Challenge
Exclude all pictures, then copy each of the records exactly as written.

Records for this exercise
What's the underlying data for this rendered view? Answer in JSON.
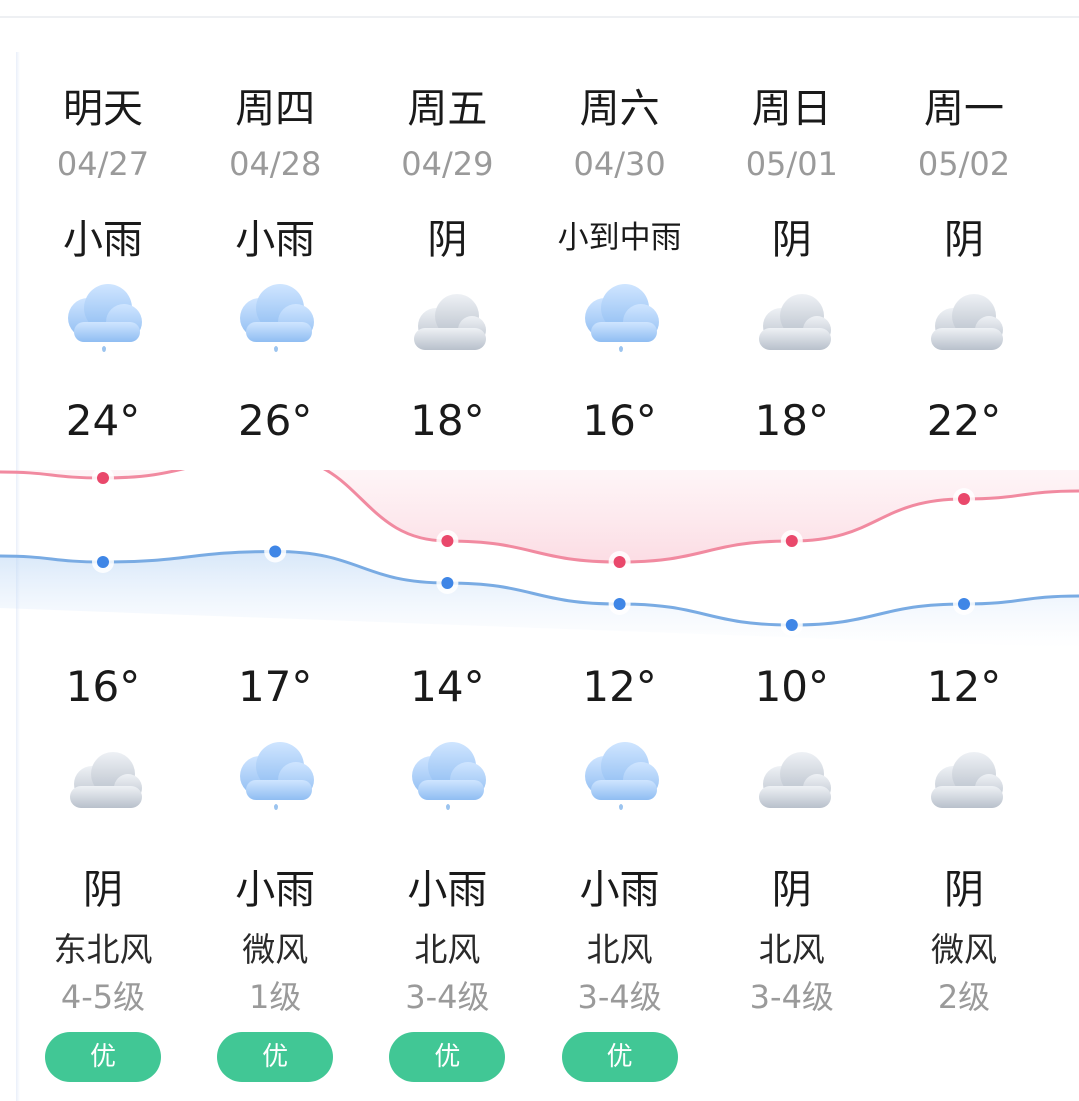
{
  "colors": {
    "high_line": "#f18aa0",
    "high_dot": "#e9486b",
    "low_line": "#79abe3",
    "low_dot": "#3f86e6",
    "aqi_badge": "#41c795"
  },
  "days": [
    {
      "day": "明天",
      "date": "04/27",
      "day_cond": "小雨",
      "day_icon": "rain-cloud-icon",
      "high": 24,
      "high_label": "24°",
      "low": 16,
      "low_label": "16°",
      "night_icon": "overcast-cloud-icon",
      "night_cond": "阴",
      "wind": "东北风",
      "level": "4-5级",
      "aqi": "优"
    },
    {
      "day": "周四",
      "date": "04/28",
      "day_cond": "小雨",
      "day_icon": "rain-cloud-icon",
      "high": 26,
      "high_label": "26°",
      "low": 17,
      "low_label": "17°",
      "night_icon": "rain-cloud-icon",
      "night_cond": "小雨",
      "wind": "微风",
      "level": "1级",
      "aqi": "优"
    },
    {
      "day": "周五",
      "date": "04/29",
      "day_cond": "阴",
      "day_icon": "overcast-cloud-icon",
      "high": 18,
      "high_label": "18°",
      "low": 14,
      "low_label": "14°",
      "night_icon": "rain-cloud-icon",
      "night_cond": "小雨",
      "wind": "北风",
      "level": "3-4级",
      "aqi": "优"
    },
    {
      "day": "周六",
      "date": "04/30",
      "day_cond": "小到中雨",
      "day_icon": "rain-cloud-icon",
      "high": 16,
      "high_label": "16°",
      "low": 12,
      "low_label": "12°",
      "night_icon": "rain-cloud-icon",
      "night_cond": "小雨",
      "wind": "北风",
      "level": "3-4级",
      "aqi": "优"
    },
    {
      "day": "周日",
      "date": "05/01",
      "day_cond": "阴",
      "day_icon": "overcast-cloud-icon",
      "high": 18,
      "high_label": "18°",
      "low": 10,
      "low_label": "10°",
      "night_icon": "overcast-cloud-icon",
      "night_cond": "阴",
      "wind": "北风",
      "level": "3-4级",
      "aqi": ""
    },
    {
      "day": "周一",
      "date": "05/02",
      "day_cond": "阴",
      "day_icon": "overcast-cloud-icon",
      "high": 22,
      "high_label": "22°",
      "low": 12,
      "low_label": "12°",
      "night_icon": "overcast-cloud-icon",
      "night_cond": "阴",
      "wind": "微风",
      "level": "2级",
      "aqi": ""
    }
  ],
  "chart_data": {
    "type": "line",
    "categories": [
      "04/27",
      "04/28",
      "04/29",
      "04/30",
      "05/01",
      "05/02"
    ],
    "series": [
      {
        "values": [
          24,
          26,
          18,
          16,
          18,
          22
        ]
      },
      {
        "values": [
          16,
          17,
          14,
          12,
          10,
          12
        ]
      }
    ],
    "ylim": [
      8,
      28
    ]
  }
}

Finished answer
What's the underlying data for this rendered view? Answer in JSON.
{
  "colors": {
    "high_line": "#f18aa0",
    "high_dot": "#e9486b",
    "low_line": "#79abe3",
    "low_dot": "#3f86e6",
    "aqi_badge": "#41c795"
  },
  "days": [
    {
      "day": "明天",
      "date": "04/27",
      "day_cond": "小雨",
      "day_icon": "rain-cloud-icon",
      "high": 24,
      "high_label": "24°",
      "low": 16,
      "low_label": "16°",
      "night_icon": "overcast-cloud-icon",
      "night_cond": "阴",
      "wind": "东北风",
      "level": "4-5级",
      "aqi": "优"
    },
    {
      "day": "周四",
      "date": "04/28",
      "day_cond": "小雨",
      "day_icon": "rain-cloud-icon",
      "high": 26,
      "high_label": "26°",
      "low": 17,
      "low_label": "17°",
      "night_icon": "rain-cloud-icon",
      "night_cond": "小雨",
      "wind": "微风",
      "level": "1级",
      "aqi": "优"
    },
    {
      "day": "周五",
      "date": "04/29",
      "day_cond": "阴",
      "day_icon": "overcast-cloud-icon",
      "high": 18,
      "high_label": "18°",
      "low": 14,
      "low_label": "14°",
      "night_icon": "rain-cloud-icon",
      "night_cond": "小雨",
      "wind": "北风",
      "level": "3-4级",
      "aqi": "优"
    },
    {
      "day": "周六",
      "date": "04/30",
      "day_cond": "小到中雨",
      "day_icon": "rain-cloud-icon",
      "high": 16,
      "high_label": "16°",
      "low": 12,
      "low_label": "12°",
      "night_icon": "rain-cloud-icon",
      "night_cond": "小雨",
      "wind": "北风",
      "level": "3-4级",
      "aqi": "优"
    },
    {
      "day": "周日",
      "date": "05/01",
      "day_cond": "阴",
      "day_icon": "overcast-cloud-icon",
      "high": 18,
      "high_label": "18°",
      "low": 10,
      "low_label": "10°",
      "night_icon": "overcast-cloud-icon",
      "night_cond": "阴",
      "wind": "北风",
      "level": "3-4级",
      "aqi": ""
    },
    {
      "day": "周一",
      "date": "05/02",
      "day_cond": "阴",
      "day_icon": "overcast-cloud-icon",
      "high": 22,
      "high_label": "22°",
      "low": 12,
      "low_label": "12°",
      "night_icon": "overcast-cloud-icon",
      "night_cond": "阴",
      "wind": "微风",
      "level": "2级",
      "aqi": ""
    }
  ],
  "chart_data": {
    "type": "line",
    "categories": [
      "04/27",
      "04/28",
      "04/29",
      "04/30",
      "05/01",
      "05/02"
    ],
    "series": [
      {
        "values": [
          24,
          26,
          18,
          16,
          18,
          22
        ]
      },
      {
        "values": [
          16,
          17,
          14,
          12,
          10,
          12
        ]
      }
    ],
    "ylim": [
      8,
      28
    ]
  }
}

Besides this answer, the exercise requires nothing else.